WHAT TO DO =>
Tally the lines in these records that hold the string "kerülő", and reply with the number alone.
-- START OF SUPPLIED MATERIAL --
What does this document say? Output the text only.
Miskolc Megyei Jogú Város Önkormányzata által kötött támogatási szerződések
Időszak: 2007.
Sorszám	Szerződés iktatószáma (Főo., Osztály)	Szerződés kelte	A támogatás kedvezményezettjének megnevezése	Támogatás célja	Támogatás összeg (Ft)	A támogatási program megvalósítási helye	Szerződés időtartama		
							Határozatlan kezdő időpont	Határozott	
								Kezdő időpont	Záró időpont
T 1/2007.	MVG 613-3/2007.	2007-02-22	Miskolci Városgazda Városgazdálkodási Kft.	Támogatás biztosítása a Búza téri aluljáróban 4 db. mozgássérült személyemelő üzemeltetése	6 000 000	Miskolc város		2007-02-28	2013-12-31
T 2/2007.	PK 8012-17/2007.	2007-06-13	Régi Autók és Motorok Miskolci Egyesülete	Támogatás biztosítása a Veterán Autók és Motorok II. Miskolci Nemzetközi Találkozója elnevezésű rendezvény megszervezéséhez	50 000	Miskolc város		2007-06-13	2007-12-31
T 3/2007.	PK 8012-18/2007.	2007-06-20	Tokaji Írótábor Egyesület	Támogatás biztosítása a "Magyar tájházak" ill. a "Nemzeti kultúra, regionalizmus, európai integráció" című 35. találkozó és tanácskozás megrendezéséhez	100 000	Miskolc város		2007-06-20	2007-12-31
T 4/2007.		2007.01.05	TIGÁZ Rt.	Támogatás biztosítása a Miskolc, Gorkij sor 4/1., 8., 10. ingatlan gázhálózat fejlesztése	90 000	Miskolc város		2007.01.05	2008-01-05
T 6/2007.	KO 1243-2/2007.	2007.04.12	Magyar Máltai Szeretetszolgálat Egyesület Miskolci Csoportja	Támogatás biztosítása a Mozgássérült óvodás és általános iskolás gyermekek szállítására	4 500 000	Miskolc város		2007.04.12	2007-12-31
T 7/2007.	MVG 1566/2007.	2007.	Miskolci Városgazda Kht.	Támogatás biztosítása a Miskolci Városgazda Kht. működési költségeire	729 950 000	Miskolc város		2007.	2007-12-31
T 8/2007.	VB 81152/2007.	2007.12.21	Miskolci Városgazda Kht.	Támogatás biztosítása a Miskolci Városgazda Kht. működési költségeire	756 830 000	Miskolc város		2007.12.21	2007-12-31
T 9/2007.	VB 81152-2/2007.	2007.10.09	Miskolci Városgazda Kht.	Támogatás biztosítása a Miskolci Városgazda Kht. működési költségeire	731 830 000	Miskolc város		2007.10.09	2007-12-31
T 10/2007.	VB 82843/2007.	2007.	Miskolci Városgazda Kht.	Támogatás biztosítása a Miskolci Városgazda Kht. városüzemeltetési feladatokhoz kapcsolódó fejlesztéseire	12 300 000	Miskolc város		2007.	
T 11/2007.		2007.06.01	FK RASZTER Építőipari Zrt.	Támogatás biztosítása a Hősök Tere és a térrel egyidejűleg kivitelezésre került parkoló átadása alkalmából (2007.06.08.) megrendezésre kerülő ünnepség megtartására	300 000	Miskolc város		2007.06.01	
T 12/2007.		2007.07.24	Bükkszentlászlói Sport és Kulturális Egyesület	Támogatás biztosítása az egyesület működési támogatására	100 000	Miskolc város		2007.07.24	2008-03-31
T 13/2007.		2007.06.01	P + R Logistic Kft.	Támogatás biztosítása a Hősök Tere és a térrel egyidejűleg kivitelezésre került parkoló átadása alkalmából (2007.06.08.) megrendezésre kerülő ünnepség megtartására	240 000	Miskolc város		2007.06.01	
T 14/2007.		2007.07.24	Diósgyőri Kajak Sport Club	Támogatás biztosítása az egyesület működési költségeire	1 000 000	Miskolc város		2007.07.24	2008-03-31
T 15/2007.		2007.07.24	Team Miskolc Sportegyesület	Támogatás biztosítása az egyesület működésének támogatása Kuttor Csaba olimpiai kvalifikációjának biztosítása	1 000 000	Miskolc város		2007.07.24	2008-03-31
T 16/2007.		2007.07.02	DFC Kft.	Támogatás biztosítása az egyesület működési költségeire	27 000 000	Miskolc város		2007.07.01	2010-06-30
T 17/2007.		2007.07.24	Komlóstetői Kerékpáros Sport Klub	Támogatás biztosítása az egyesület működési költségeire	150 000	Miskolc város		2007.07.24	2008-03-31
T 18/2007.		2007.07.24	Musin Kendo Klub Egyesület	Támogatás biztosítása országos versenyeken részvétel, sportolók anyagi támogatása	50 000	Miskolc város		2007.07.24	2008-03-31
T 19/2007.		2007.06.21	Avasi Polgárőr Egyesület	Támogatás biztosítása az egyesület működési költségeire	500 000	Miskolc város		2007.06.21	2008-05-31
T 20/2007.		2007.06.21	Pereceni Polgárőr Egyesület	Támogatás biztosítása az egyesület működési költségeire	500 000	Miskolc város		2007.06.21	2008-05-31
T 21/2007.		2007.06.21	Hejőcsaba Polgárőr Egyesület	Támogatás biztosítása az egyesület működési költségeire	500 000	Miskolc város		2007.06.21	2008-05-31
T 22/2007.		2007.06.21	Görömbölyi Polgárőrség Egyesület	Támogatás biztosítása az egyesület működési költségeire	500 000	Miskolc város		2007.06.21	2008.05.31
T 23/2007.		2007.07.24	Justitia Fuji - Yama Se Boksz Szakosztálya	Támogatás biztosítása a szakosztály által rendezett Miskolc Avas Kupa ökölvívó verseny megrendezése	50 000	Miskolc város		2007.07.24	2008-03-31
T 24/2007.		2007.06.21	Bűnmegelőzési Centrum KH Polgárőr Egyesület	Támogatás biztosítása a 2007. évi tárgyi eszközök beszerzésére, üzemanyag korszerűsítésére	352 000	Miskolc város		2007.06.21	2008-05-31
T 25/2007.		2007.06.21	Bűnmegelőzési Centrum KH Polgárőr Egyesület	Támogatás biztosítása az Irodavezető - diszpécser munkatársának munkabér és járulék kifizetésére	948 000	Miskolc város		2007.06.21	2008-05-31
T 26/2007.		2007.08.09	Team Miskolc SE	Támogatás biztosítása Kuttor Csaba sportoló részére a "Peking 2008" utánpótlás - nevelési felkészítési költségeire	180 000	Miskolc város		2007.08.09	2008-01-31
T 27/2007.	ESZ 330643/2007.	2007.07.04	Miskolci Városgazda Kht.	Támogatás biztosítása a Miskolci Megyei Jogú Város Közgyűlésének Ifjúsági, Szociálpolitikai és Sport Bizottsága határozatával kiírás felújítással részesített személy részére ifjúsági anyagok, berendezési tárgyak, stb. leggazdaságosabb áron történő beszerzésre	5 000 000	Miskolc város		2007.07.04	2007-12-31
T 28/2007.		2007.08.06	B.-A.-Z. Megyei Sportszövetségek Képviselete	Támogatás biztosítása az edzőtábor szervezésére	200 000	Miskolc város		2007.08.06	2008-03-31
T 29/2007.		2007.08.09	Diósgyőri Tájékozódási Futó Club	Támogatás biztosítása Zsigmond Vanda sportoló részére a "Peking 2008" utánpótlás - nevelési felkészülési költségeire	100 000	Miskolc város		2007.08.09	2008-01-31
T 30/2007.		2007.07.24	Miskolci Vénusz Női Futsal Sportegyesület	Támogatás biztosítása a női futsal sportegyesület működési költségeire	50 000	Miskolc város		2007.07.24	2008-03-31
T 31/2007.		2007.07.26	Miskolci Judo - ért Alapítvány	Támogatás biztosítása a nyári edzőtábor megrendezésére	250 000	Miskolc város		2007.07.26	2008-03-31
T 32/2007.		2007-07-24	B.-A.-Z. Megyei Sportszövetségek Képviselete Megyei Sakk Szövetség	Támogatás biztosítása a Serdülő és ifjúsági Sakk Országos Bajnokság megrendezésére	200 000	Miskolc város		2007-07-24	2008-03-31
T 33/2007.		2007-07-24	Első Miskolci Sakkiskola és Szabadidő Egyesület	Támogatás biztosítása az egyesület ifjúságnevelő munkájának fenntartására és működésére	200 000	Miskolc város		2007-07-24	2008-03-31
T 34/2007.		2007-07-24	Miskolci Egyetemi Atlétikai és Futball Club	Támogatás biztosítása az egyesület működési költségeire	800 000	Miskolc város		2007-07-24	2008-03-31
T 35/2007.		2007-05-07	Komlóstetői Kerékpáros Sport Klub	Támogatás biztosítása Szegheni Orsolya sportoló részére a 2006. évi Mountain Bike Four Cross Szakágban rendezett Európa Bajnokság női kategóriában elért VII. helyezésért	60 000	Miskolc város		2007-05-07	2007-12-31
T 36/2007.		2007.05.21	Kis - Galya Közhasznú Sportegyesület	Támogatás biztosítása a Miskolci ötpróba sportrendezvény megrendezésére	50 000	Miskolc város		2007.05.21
-- END OF SUPPLIED MATERIAL --
RESPONSE TO THE EXERCISE =>
2